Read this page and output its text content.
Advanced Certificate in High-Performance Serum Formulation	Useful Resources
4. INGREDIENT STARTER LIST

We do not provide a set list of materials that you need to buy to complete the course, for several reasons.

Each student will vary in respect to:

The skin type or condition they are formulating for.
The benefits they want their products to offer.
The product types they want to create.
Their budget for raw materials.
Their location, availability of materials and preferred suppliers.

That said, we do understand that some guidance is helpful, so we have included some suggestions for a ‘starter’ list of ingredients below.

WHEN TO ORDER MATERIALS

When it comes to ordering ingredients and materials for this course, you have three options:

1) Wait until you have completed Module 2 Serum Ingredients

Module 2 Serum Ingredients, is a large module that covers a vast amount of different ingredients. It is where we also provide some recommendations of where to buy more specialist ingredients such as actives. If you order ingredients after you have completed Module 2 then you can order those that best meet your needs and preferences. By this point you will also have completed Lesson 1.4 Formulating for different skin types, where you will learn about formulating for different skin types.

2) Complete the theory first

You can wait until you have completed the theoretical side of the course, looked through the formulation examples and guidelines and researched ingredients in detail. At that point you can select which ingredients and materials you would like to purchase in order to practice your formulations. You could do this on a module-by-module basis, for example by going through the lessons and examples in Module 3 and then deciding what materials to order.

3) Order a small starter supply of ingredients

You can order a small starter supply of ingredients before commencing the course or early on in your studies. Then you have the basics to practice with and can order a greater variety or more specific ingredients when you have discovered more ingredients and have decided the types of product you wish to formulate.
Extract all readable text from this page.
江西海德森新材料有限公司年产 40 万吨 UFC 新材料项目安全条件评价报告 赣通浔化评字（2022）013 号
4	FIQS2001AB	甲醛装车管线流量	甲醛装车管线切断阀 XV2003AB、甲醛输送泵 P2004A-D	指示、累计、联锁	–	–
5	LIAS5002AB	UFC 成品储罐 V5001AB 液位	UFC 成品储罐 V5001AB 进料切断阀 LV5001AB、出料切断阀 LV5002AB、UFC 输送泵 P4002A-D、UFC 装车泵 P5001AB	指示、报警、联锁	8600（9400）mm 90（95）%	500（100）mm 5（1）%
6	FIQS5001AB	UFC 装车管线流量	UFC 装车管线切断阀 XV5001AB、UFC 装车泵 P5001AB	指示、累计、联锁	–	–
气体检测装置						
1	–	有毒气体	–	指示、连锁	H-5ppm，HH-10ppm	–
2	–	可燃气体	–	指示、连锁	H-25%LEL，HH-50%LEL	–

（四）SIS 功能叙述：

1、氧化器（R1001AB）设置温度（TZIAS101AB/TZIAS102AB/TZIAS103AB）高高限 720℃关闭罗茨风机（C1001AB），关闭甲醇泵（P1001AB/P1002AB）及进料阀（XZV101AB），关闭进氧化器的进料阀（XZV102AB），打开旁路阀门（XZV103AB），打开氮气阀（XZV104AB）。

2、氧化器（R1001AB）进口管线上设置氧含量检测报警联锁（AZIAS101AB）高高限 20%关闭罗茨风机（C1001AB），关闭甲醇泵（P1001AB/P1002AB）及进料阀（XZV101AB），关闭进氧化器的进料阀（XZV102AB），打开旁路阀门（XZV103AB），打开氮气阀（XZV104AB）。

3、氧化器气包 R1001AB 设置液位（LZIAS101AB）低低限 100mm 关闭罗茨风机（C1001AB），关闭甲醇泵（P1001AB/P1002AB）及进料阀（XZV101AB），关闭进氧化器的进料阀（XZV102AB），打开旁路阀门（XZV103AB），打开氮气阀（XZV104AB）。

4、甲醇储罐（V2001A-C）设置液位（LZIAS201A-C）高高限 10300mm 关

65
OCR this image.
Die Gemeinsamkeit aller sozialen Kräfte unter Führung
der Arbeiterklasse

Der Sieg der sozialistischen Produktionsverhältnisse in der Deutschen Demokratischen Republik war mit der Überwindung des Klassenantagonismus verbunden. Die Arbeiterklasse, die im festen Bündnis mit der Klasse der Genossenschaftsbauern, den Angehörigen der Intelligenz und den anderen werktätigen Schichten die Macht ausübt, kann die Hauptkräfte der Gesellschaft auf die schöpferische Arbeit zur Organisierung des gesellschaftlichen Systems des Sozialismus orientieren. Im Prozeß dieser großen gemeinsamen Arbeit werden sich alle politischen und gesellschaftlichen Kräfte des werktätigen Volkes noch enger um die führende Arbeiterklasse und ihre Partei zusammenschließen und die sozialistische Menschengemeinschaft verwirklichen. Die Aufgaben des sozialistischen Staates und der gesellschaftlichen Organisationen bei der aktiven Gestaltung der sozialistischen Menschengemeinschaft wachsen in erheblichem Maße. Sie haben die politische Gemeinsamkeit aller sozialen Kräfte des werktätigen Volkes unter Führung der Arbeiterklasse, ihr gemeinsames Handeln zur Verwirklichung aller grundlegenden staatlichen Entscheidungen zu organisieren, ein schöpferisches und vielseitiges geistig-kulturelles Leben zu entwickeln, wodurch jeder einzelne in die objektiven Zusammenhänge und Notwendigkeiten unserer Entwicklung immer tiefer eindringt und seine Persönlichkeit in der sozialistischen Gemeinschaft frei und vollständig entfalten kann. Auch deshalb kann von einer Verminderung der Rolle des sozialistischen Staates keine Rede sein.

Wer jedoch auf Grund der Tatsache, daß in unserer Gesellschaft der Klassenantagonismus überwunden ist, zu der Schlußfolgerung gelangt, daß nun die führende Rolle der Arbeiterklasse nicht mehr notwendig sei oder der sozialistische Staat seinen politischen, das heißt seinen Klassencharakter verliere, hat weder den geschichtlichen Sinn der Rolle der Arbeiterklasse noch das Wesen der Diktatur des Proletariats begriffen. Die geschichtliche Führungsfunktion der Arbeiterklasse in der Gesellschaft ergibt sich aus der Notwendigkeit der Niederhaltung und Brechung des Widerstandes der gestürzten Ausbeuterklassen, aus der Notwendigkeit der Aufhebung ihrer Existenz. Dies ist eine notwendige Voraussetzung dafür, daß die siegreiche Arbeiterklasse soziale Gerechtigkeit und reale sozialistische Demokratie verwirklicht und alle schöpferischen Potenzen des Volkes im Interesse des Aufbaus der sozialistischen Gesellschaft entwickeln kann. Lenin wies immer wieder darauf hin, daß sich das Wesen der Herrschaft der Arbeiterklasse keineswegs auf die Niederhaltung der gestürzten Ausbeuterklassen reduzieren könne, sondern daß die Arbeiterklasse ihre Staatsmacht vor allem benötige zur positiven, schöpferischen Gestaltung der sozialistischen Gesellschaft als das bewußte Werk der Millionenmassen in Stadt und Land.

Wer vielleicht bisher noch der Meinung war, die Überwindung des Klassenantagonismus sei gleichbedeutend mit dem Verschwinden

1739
----
#### EXERCISE INSTRUCTIONS
Could you quote the material above in full, exactly as it stands?

#### SOLUTION TO THIS EXERCISE
Read this page and output its text content.
Advanced Certificate in High-Performance Serum Formulation	Useful Resources
4. INGREDIENT STARTER LIST

We do not provide a set list of materials that you need to buy to complete the course, for several reasons.

Each student will vary in respect to:

The skin type or condition they are formulating for.
The benefits they want their products to offer.
The product types they want to create.
Their budget for raw materials.
Their location, availability of materials and preferred suppliers.

That said, we do understand that some guidance is helpful, so we have included some suggestions for a ‘starter’ list of ingredients below.

WHEN TO ORDER MATERIALS

When it comes to ordering ingredients and materials for this course, you have three options:

1) Wait until you have completed Module 2 Serum Ingredients

Module 2 Serum Ingredients, is a large module that covers a vast amount of different ingredients. It is where we also provide some recommendations of where to buy more specialist ingredients such as actives. If you order ingredients after you have completed Module 2 then you can order those that best meet your needs and preferences. By this point you will also have completed Lesson 1.4 Formulating for different skin types, where you will learn about formulating for different skin types.

2) Complete the theory first

You can wait until you have completed the theoretical side of the course, looked through the formulation examples and guidelines and researched ingredients in detail. At that point you can select which ingredients and materials you would like to purchase in order to practice your formulations. You could do this on a module-by-module basis, for example by going through the lessons and examples in Module 3 and then deciding what materials to order.

3) Order a small starter supply of ingredients

You can order a small starter supply of ingredients before commencing the course or early on in your studies. Then you have the basics to practice with and can order a greater variety or more specific ingredients when you have discovered more ingredients and have decided the types of product you wish to formulate.
Extract all readable text from this page.
江西海德森新材料有限公司年产 40 万吨 UFC 新材料项目安全条件评价报告 赣通浔化评字（2022）013 号
4	FIQS2001AB	甲醛装车管线流量	甲醛装车管线切断阀 XV2003AB、甲醛输送泵 P2004A-D	指示、累计、联锁	–	–
5	LIAS5002AB	UFC 成品储罐 V5001AB 液位	UFC 成品储罐 V5001AB 进料切断阀 LV5001AB、出料切断阀 LV5002AB、UFC 输送泵 P4002A-D、UFC 装车泵 P5001AB	指示、报警、联锁	8600（9400）mm 90（95）%	500（100）mm 5（1）%
6	FIQS5001AB	UFC 装车管线流量	UFC 装车管线切断阀 XV5001AB、UFC 装车泵 P5001AB	指示、累计、联锁	–	–
气体检测装置						
1	–	有毒气体	–	指示、连锁	H-5ppm，HH-10ppm	–
2	–	可燃气体	–	指示、连锁	H-25%LEL，HH-50%LEL	–

（四）SIS 功能叙述：

1、氧化器（R1001AB）设置温度（TZIAS101AB/TZIAS102AB/TZIAS103AB）高高限 720℃关闭罗茨风机（C1001AB），关闭甲醇泵（P1001AB/P1002AB）及进料阀（XZV101AB），关闭进氧化器的进料阀（XZV102AB），打开旁路阀门（XZV103AB），打开氮气阀（XZV104AB）。

2、氧化器（R1001AB）进口管线上设置氧含量检测报警联锁（AZIAS101AB）高高限 20%关闭罗茨风机（C1001AB），关闭甲醇泵（P1001AB/P1002AB）及进料阀（XZV101AB），关闭进氧化器的进料阀（XZV102AB），打开旁路阀门（XZV103AB），打开氮气阀（XZV104AB）。

3、氧化器气包 R1001AB 设置液位（LZIAS101AB）低低限 100mm 关闭罗茨风机（C1001AB），关闭甲醇泵（P1001AB/P1002AB）及进料阀（XZV101AB），关闭进氧化器的进料阀（XZV102AB），打开旁路阀门（XZV103AB），打开氮气阀（XZV104AB）。

4、甲醇储罐（V2001A-C）设置液位（LZIAS201A-C）高高限 10300mm 关

65
OCR this image.
Die Gemeinsamkeit aller sozialen Kräfte unter Führung
der Arbeiterklasse

Der Sieg der sozialistischen Produktionsverhältnisse in der Deutschen Demokratischen Republik war mit der Überwindung des Klassenantagonismus verbunden. Die Arbeiterklasse, die im festen Bündnis mit der Klasse der Genossenschaftsbauern, den Angehörigen der Intelligenz und den anderen werktätigen Schichten die Macht ausübt, kann die Hauptkräfte der Gesellschaft auf die schöpferische Arbeit zur Organisierung des gesellschaftlichen Systems des Sozialismus orientieren. Im Prozeß dieser großen gemeinsamen Arbeit werden sich alle politischen und gesellschaftlichen Kräfte des werktätigen Volkes noch enger um die führende Arbeiterklasse und ihre Partei zusammenschließen und die sozialistische Menschengemeinschaft verwirklichen. Die Aufgaben des sozialistischen Staates und der gesellschaftlichen Organisationen bei der aktiven Gestaltung der sozialistischen Menschengemeinschaft wachsen in erheblichem Maße. Sie haben die politische Gemeinsamkeit aller sozialen Kräfte des werktätigen Volkes unter Führung der Arbeiterklasse, ihr gemeinsames Handeln zur Verwirklichung aller grundlegenden staatlichen Entscheidungen zu organisieren, ein schöpferisches und vielseitiges geistig-kulturelles Leben zu entwickeln, wodurch jeder einzelne in die objektiven Zusammenhänge und Notwendigkeiten unserer Entwicklung immer tiefer eindringt und seine Persönlichkeit in der sozialistischen Gemeinschaft frei und vollständig entfalten kann. Auch deshalb kann von einer Verminderung der Rolle des sozialistischen Staates keine Rede sein.

Wer jedoch auf Grund der Tatsache, daß in unserer Gesellschaft der Klassenantagonismus überwunden ist, zu der Schlußfolgerung gelangt, daß nun die führende Rolle der Arbeiterklasse nicht mehr notwendig sei oder der sozialistische Staat seinen politischen, das heißt seinen Klassencharakter verliere, hat weder den geschichtlichen Sinn der Rolle der Arbeiterklasse noch das Wesen der Diktatur des Proletariats begriffen. Die geschichtliche Führungsfunktion der Arbeiterklasse in der Gesellschaft ergibt sich aus der Notwendigkeit der Niederhaltung und Brechung des Widerstandes der gestürzten Ausbeuterklassen, aus der Notwendigkeit der Aufhebung ihrer Existenz. Dies ist eine notwendige Voraussetzung dafür, daß die siegreiche Arbeiterklasse soziale Gerechtigkeit und reale sozialistische Demokratie verwirklicht und alle schöpferischen Potenzen des Volkes im Interesse des Aufbaus der sozialistischen Gesellschaft entwickeln kann. Lenin wies immer wieder darauf hin, daß sich das Wesen der Herrschaft der Arbeiterklasse keineswegs auf die Niederhaltung der gestürzten Ausbeuterklassen reduzieren könne, sondern daß die Arbeiterklasse ihre Staatsmacht vor allem benötige zur positiven, schöpferischen Gestaltung der sozialistischen Gesellschaft als das bewußte Werk der Millionenmassen in Stadt und Land.

Wer vielleicht bisher noch der Meinung war, die Überwindung des Klassenantagonismus sei gleichbedeutend mit dem Verschwinden

1739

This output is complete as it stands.